(Element location data)
::::

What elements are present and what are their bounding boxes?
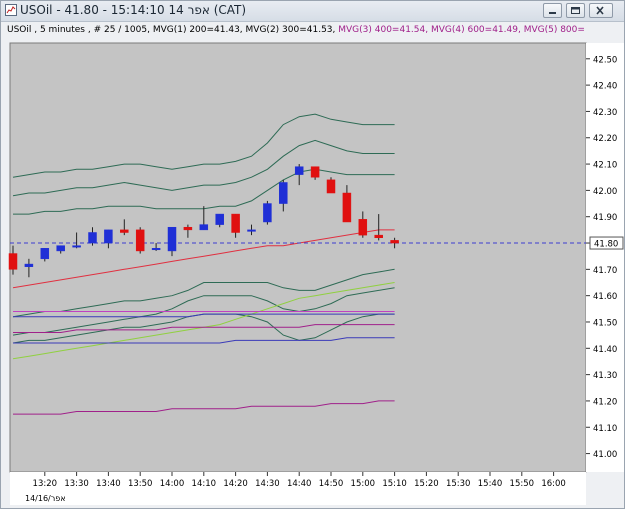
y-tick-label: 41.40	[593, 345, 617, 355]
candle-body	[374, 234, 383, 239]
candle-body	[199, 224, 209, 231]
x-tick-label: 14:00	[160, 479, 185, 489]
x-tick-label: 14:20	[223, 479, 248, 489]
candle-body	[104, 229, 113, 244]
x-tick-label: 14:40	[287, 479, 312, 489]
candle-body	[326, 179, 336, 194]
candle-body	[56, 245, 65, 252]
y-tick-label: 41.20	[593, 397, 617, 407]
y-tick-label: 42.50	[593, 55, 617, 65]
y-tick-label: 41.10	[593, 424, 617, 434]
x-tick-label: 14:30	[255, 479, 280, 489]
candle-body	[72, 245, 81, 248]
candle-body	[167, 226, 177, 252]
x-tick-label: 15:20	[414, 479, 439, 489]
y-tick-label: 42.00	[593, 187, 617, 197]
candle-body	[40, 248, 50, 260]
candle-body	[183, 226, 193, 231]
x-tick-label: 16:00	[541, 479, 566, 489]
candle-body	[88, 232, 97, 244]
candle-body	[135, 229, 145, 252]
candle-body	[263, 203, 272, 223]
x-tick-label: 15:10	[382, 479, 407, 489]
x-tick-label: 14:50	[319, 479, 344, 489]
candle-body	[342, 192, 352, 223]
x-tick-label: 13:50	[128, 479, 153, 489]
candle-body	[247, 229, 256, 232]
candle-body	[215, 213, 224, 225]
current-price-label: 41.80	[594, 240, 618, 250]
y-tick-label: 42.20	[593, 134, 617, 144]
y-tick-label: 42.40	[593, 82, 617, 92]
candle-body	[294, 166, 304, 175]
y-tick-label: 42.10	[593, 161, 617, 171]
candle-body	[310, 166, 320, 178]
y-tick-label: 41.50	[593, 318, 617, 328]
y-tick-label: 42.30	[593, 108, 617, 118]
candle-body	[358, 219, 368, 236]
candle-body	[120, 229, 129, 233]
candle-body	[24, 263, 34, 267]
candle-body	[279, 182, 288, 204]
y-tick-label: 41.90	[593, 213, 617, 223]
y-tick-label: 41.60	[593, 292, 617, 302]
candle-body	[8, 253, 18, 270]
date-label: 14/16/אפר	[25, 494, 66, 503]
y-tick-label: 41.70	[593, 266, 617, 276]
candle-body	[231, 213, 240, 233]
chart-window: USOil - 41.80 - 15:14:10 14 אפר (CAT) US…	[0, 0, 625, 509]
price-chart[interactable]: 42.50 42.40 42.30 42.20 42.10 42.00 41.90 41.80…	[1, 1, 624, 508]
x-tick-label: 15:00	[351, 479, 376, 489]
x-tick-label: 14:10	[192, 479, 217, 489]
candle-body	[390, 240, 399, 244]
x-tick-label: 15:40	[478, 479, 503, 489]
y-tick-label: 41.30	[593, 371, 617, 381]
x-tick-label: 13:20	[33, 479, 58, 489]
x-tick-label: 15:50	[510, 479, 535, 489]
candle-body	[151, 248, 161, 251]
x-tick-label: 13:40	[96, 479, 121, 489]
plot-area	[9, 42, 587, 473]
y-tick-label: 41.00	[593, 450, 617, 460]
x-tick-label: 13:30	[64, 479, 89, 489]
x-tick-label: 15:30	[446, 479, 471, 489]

::::

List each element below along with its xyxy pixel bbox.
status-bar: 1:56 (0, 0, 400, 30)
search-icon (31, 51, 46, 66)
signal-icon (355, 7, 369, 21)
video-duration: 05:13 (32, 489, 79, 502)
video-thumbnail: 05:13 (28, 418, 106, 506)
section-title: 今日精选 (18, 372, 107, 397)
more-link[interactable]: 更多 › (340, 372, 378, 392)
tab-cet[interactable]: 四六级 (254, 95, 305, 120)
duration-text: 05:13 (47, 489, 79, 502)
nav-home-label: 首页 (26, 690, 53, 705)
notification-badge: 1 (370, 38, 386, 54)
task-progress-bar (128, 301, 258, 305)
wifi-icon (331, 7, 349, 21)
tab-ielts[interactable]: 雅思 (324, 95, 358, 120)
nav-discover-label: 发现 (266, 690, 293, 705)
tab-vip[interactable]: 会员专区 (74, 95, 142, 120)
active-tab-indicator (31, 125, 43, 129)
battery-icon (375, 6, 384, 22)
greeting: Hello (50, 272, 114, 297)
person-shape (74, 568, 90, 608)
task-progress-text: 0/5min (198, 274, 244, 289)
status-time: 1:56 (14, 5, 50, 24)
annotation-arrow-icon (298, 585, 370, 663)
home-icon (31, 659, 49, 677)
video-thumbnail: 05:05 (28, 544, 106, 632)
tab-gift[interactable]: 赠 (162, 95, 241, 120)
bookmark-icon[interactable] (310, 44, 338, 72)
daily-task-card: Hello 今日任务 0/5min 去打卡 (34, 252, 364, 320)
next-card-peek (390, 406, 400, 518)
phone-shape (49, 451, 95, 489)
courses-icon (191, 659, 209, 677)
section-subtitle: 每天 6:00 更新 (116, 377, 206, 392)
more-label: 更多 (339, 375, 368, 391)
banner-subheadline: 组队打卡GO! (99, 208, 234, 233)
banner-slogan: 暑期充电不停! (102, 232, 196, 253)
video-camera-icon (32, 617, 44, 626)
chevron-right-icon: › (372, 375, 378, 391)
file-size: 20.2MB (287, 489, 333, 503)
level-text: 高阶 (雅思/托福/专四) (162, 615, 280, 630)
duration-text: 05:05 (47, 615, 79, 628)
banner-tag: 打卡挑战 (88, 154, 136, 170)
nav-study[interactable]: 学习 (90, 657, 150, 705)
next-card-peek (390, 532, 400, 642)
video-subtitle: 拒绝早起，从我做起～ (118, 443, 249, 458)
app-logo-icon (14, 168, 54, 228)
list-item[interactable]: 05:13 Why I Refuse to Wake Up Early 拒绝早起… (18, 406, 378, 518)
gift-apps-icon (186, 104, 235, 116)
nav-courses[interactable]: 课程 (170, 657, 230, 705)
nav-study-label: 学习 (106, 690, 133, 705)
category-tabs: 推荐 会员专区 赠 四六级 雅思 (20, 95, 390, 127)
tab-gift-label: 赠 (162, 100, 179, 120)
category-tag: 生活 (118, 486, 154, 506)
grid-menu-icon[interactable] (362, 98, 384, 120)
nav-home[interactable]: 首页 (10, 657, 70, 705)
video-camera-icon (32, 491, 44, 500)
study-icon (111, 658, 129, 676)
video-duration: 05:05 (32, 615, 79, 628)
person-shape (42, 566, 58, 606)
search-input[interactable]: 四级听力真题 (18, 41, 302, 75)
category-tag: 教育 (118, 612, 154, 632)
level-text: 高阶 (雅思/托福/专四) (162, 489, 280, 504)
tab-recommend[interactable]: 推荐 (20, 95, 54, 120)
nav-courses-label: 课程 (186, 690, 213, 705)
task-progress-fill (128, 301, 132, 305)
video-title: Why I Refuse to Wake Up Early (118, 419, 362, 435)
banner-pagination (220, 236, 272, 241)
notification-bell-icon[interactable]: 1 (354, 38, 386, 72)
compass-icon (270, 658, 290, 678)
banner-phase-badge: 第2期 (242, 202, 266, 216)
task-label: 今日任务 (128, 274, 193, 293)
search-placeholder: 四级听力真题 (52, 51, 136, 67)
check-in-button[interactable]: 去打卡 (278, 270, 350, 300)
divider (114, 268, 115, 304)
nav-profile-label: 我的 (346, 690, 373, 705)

::::

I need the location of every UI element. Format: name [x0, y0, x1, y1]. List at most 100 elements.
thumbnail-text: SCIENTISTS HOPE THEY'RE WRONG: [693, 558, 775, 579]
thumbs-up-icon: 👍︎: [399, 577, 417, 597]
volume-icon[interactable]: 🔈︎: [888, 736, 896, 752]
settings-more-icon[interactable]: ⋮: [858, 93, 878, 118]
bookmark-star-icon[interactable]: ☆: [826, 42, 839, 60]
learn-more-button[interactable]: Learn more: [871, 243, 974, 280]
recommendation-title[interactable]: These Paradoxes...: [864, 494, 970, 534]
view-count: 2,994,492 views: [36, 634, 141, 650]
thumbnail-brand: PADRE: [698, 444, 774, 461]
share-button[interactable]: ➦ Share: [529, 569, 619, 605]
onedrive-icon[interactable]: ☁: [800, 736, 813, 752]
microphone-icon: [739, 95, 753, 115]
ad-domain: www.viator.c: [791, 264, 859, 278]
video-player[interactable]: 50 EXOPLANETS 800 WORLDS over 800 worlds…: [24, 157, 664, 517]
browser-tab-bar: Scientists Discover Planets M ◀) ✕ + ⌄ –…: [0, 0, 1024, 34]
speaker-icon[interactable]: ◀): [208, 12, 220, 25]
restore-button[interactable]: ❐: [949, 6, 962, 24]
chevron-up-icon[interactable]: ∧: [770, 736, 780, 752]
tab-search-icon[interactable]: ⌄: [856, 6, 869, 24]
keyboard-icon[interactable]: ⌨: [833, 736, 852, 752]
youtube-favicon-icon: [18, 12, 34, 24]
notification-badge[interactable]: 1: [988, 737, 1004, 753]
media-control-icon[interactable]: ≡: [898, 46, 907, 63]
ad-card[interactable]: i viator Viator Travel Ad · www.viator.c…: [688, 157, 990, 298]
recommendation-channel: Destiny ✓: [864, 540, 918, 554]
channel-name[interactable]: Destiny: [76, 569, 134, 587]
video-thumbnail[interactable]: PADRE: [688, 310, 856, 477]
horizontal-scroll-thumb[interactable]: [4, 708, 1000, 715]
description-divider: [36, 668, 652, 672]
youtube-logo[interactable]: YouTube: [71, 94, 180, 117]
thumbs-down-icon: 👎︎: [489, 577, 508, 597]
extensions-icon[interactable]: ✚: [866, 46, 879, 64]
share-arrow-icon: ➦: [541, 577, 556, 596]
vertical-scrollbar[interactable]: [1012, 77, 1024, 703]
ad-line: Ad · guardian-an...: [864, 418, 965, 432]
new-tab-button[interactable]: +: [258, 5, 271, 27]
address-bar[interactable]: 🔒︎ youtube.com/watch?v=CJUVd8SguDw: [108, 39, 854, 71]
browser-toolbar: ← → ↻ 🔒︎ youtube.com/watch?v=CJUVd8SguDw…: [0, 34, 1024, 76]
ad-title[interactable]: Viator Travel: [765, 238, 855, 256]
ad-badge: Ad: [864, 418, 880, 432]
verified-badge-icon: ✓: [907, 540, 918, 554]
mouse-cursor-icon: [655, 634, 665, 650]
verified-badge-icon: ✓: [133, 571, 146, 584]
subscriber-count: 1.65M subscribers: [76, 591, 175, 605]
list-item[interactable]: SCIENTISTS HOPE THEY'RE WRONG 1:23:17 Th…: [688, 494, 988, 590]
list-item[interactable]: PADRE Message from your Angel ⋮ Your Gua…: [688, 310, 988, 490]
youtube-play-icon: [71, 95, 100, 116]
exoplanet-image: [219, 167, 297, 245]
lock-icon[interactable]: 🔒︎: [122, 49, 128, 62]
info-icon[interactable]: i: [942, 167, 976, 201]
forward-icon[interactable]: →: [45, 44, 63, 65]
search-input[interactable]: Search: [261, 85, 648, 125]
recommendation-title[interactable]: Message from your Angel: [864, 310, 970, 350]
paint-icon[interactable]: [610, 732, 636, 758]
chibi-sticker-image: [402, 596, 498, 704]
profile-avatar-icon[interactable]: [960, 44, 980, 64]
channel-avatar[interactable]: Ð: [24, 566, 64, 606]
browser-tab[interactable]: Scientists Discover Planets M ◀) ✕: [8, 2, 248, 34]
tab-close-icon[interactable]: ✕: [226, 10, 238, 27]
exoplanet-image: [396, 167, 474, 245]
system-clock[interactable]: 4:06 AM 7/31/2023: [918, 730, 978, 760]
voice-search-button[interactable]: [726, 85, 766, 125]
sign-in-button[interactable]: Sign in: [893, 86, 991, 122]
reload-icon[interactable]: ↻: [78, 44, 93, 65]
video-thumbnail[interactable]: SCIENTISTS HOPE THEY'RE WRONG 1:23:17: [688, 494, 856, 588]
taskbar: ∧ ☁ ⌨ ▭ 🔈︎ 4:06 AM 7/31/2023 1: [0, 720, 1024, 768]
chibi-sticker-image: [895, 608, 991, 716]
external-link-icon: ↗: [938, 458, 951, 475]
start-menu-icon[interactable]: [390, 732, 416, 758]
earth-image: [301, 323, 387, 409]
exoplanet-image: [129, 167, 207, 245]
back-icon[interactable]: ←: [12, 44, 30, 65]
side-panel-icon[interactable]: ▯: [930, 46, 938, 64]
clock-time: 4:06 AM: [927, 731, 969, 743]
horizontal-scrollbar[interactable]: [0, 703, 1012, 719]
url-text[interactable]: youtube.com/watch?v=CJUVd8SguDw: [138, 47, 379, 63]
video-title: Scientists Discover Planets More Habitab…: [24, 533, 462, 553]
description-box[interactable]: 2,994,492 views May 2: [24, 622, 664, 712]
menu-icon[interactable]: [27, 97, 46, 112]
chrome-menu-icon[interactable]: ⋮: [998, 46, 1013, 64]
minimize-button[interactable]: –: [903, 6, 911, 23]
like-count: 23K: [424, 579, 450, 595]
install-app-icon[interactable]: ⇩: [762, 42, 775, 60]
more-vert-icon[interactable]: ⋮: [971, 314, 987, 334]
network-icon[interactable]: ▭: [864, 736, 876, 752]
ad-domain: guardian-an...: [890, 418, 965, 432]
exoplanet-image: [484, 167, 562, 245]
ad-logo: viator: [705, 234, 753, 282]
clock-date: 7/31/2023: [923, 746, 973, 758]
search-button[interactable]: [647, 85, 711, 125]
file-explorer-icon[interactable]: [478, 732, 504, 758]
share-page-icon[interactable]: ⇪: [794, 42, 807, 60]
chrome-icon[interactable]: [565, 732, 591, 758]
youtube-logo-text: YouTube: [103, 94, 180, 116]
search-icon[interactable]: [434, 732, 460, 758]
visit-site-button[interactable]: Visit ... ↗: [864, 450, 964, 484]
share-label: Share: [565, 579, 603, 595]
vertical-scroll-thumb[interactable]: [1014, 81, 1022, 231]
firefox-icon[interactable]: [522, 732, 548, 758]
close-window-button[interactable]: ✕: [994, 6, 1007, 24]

::::

What you will do: Can you write out, character for character, every line above from the one containing "345, 617, 355]" down to the one containing "213, 240, 233]", with both of those lines included?

Solution to this task:
y-tick-label: 41.40	[593, 345, 617, 355]
candle-body	[374, 234, 383, 239]
candle-body	[199, 224, 209, 231]
x-tick-label: 14:00	[160, 479, 185, 489]
x-tick-label: 14:20	[223, 479, 248, 489]
candle-body	[104, 229, 113, 244]
x-tick-label: 14:40	[287, 479, 312, 489]
candle-body	[326, 179, 336, 194]
candle-body	[56, 245, 65, 252]
y-tick-label: 41.20	[593, 397, 617, 407]
y-tick-label: 42.50	[593, 55, 617, 65]
y-tick-label: 41.10	[593, 424, 617, 434]
x-tick-label: 14:30	[255, 479, 280, 489]
candle-body	[72, 245, 81, 248]
candle-body	[167, 226, 177, 252]
x-tick-label: 15:20	[414, 479, 439, 489]
y-tick-label: 42.00	[593, 187, 617, 197]
candle-body	[40, 248, 50, 260]
candle-body	[183, 226, 193, 231]
x-tick-label: 16:00	[541, 479, 566, 489]
candle-body	[88, 232, 97, 244]
candle-body	[135, 229, 145, 252]
candle-body	[263, 203, 272, 223]
x-tick-label: 15:10	[382, 479, 407, 489]
x-tick-label: 14:50	[319, 479, 344, 489]
candle-body	[342, 192, 352, 223]
x-tick-label: 13:50	[128, 479, 153, 489]
candle-body	[247, 229, 256, 232]
candle-body	[215, 213, 224, 225]
current-price-label: 41.80	[594, 240, 618, 250]
y-tick-label: 42.20	[593, 134, 617, 144]
y-tick-label: 42.40	[593, 82, 617, 92]
candle-body	[294, 166, 304, 175]
y-tick-label: 42.10	[593, 161, 617, 171]
candle-body	[310, 166, 320, 178]
y-tick-label: 41.50	[593, 318, 617, 328]
y-tick-label: 42.30	[593, 108, 617, 118]
candle-body	[358, 219, 368, 236]
candle-body	[120, 229, 129, 233]
candle-body	[24, 263, 34, 267]
candle-body	[279, 182, 288, 204]
y-tick-label: 41.90	[593, 213, 617, 223]
y-tick-label: 41.60	[593, 292, 617, 302]
candle-body	[8, 253, 18, 270]
date-label: 14/16/אפר	[25, 494, 66, 503]
y-tick-label: 41.70	[593, 266, 617, 276]
candle-body	[231, 213, 240, 233]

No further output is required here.